Data lines:
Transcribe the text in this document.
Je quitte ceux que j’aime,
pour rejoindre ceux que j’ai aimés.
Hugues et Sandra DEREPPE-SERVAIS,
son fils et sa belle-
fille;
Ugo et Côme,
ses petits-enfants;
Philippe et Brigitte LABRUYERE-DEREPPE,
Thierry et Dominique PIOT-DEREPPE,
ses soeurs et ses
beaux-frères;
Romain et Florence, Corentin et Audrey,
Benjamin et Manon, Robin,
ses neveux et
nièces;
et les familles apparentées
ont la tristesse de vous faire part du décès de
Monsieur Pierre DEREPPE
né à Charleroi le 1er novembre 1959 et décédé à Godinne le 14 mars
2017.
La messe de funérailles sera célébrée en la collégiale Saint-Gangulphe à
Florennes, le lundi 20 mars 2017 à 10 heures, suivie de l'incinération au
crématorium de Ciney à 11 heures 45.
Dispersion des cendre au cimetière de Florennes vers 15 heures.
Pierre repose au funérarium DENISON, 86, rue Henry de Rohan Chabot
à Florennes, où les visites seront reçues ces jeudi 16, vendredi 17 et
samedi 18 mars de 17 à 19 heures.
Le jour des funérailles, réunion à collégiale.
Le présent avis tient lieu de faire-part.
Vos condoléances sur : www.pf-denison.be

Given request: Where a line holds "faire", copy that line.

Output of the exercise:
ont la tristesse de vous faire part du décès de
Le présent avis tient lieu de faire-part.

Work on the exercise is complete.